◆ **Recorded data**
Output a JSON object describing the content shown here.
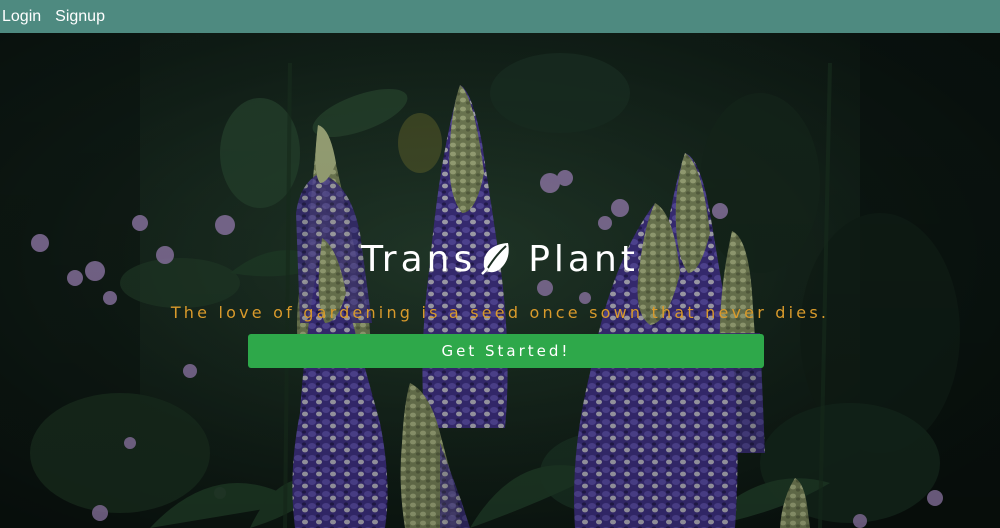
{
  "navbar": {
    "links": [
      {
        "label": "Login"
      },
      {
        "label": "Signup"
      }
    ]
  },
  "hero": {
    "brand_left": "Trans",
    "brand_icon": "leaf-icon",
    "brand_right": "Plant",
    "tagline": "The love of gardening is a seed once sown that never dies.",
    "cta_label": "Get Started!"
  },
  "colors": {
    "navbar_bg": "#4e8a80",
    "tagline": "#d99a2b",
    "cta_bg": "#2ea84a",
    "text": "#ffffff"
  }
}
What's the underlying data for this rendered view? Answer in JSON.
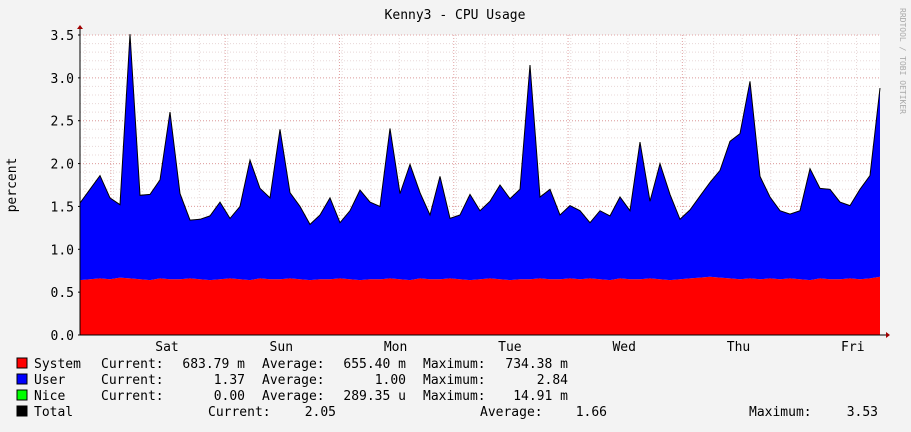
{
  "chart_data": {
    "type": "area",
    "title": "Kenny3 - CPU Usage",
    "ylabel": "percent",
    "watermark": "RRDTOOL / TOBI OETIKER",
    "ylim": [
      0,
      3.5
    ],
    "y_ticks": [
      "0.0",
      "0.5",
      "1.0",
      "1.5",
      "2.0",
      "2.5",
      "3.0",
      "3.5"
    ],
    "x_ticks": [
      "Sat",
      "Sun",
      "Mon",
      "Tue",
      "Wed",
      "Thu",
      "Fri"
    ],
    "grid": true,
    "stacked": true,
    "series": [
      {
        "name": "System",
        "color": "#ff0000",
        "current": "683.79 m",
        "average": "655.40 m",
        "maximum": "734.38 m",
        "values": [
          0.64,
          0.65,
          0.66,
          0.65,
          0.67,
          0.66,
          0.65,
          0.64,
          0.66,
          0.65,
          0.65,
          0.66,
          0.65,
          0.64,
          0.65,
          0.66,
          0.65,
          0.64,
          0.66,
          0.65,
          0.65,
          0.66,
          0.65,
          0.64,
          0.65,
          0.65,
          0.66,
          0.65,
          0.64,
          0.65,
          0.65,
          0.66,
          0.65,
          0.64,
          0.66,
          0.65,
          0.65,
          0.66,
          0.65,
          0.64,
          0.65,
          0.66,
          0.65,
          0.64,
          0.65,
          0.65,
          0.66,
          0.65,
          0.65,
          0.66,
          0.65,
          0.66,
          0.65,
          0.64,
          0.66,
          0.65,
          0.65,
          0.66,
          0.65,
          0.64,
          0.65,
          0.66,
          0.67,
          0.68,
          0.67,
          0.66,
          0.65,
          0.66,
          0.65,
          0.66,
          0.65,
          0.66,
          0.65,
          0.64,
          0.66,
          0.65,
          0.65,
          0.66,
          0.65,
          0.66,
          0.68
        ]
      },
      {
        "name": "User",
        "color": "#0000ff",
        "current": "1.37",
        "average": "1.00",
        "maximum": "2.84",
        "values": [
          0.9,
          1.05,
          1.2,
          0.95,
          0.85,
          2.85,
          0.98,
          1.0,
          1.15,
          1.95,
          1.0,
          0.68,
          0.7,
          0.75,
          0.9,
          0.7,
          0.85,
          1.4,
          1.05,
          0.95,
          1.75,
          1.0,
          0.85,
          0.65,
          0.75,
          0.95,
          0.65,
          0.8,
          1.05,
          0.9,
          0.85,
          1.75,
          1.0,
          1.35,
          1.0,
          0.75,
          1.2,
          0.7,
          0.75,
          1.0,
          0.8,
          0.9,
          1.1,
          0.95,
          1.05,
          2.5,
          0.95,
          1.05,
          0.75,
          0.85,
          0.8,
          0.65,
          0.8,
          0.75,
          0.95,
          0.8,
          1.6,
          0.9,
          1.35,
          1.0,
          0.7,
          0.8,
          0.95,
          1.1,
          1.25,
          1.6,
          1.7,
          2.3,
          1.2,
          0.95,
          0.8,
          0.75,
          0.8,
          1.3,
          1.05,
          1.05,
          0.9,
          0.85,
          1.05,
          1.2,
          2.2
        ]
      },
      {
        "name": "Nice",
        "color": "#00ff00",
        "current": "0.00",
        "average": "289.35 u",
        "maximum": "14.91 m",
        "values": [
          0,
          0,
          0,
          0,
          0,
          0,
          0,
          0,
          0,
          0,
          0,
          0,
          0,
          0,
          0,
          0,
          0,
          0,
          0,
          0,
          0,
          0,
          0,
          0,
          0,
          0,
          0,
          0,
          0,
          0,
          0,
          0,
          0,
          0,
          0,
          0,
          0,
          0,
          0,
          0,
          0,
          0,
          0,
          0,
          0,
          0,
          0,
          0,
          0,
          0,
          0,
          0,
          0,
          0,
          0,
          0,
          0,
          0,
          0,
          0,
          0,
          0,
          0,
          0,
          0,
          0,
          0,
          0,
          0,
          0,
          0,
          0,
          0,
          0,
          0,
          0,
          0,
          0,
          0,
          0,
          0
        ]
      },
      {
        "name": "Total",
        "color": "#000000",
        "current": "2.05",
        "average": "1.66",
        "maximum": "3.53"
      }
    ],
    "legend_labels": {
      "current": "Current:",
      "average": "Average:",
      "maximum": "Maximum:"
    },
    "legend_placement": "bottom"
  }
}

◆ **Task brief**
Restate the records word for word, omitting images.

◆ **Right answer**
Output a JSON object describing the content shown here.
{
  "navbar": {
    "links": [
      {
        "label": "Login"
      },
      {
        "label": "Signup"
      }
    ]
  },
  "hero": {
    "brand_left": "Trans",
    "brand_icon": "leaf-icon",
    "brand_right": "Plant",
    "tagline": "The love of gardening is a seed once sown that never dies.",
    "cta_label": "Get Started!"
  },
  "colors": {
    "navbar_bg": "#4e8a80",
    "tagline": "#d99a2b",
    "cta_bg": "#2ea84a",
    "text": "#ffffff"
  }
}
What's the underlying data for this rendered view? Answer in JSON.
{
  "chart_data": {
    "type": "area",
    "title": "Kenny3 - CPU Usage",
    "ylabel": "percent",
    "watermark": "RRDTOOL / TOBI OETIKER",
    "ylim": [
      0,
      3.5
    ],
    "y_ticks": [
      "0.0",
      "0.5",
      "1.0",
      "1.5",
      "2.0",
      "2.5",
      "3.0",
      "3.5"
    ],
    "x_ticks": [
      "Sat",
      "Sun",
      "Mon",
      "Tue",
      "Wed",
      "Thu",
      "Fri"
    ],
    "grid": true,
    "stacked": true,
    "series": [
      {
        "name": "System",
        "color": "#ff0000",
        "current": "683.79 m",
        "average": "655.40 m",
        "maximum": "734.38 m",
        "values": [
          0.64,
          0.65,
          0.66,
          0.65,
          0.67,
          0.66,
          0.65,
          0.64,
          0.66,
          0.65,
          0.65,
          0.66,
          0.65,
          0.64,
          0.65,
          0.66,
          0.65,
          0.64,
          0.66,
          0.65,
          0.65,
          0.66,
          0.65,
          0.64,
          0.65,
          0.65,
          0.66,
          0.65,
          0.64,
          0.65,
          0.65,
          0.66,
          0.65,
          0.64,
          0.66,
          0.65,
          0.65,
          0.66,
          0.65,
          0.64,
          0.65,
          0.66,
          0.65,
          0.64,
          0.65,
          0.65,
          0.66,
          0.65,
          0.65,
          0.66,
          0.65,
          0.66,
          0.65,
          0.64,
          0.66,
          0.65,
          0.65,
          0.66,
          0.65,
          0.64,
          0.65,
          0.66,
          0.67,
          0.68,
          0.67,
          0.66,
          0.65,
          0.66,
          0.65,
          0.66,
          0.65,
          0.66,
          0.65,
          0.64,
          0.66,
          0.65,
          0.65,
          0.66,
          0.65,
          0.66,
          0.68
        ]
      },
      {
        "name": "User",
        "color": "#0000ff",
        "current": "1.37",
        "average": "1.00",
        "maximum": "2.84",
        "values": [
          0.9,
          1.05,
          1.2,
          0.95,
          0.85,
          2.85,
          0.98,
          1.0,
          1.15,
          1.95,
          1.0,
          0.68,
          0.7,
          0.75,
          0.9,
          0.7,
          0.85,
          1.4,
          1.05,
          0.95,
          1.75,
          1.0,
          0.85,
          0.65,
          0.75,
          0.95,
          0.65,
          0.8,
          1.05,
          0.9,
          0.85,
          1.75,
          1.0,
          1.35,
          1.0,
          0.75,
          1.2,
          0.7,
          0.75,
          1.0,
          0.8,
          0.9,
          1.1,
          0.95,
          1.05,
          2.5,
          0.95,
          1.05,
          0.75,
          0.85,
          0.8,
          0.65,
          0.8,
          0.75,
          0.95,
          0.8,
          1.6,
          0.9,
          1.35,
          1.0,
          0.7,
          0.8,
          0.95,
          1.1,
          1.25,
          1.6,
          1.7,
          2.3,
          1.2,
          0.95,
          0.8,
          0.75,
          0.8,
          1.3,
          1.05,
          1.05,
          0.9,
          0.85,
          1.05,
          1.2,
          2.2
        ]
      },
      {
        "name": "Nice",
        "color": "#00ff00",
        "current": "0.00",
        "average": "289.35 u",
        "maximum": "14.91 m",
        "values": [
          0,
          0,
          0,
          0,
          0,
          0,
          0,
          0,
          0,
          0,
          0,
          0,
          0,
          0,
          0,
          0,
          0,
          0,
          0,
          0,
          0,
          0,
          0,
          0,
          0,
          0,
          0,
          0,
          0,
          0,
          0,
          0,
          0,
          0,
          0,
          0,
          0,
          0,
          0,
          0,
          0,
          0,
          0,
          0,
          0,
          0,
          0,
          0,
          0,
          0,
          0,
          0,
          0,
          0,
          0,
          0,
          0,
          0,
          0,
          0,
          0,
          0,
          0,
          0,
          0,
          0,
          0,
          0,
          0,
          0,
          0,
          0,
          0,
          0,
          0,
          0,
          0,
          0,
          0,
          0,
          0
        ]
      },
      {
        "name": "Total",
        "color": "#000000",
        "current": "2.05",
        "average": "1.66",
        "maximum": "3.53"
      }
    ],
    "legend_labels": {
      "current": "Current:",
      "average": "Average:",
      "maximum": "Maximum:"
    },
    "legend_placement": "bottom"
  }
}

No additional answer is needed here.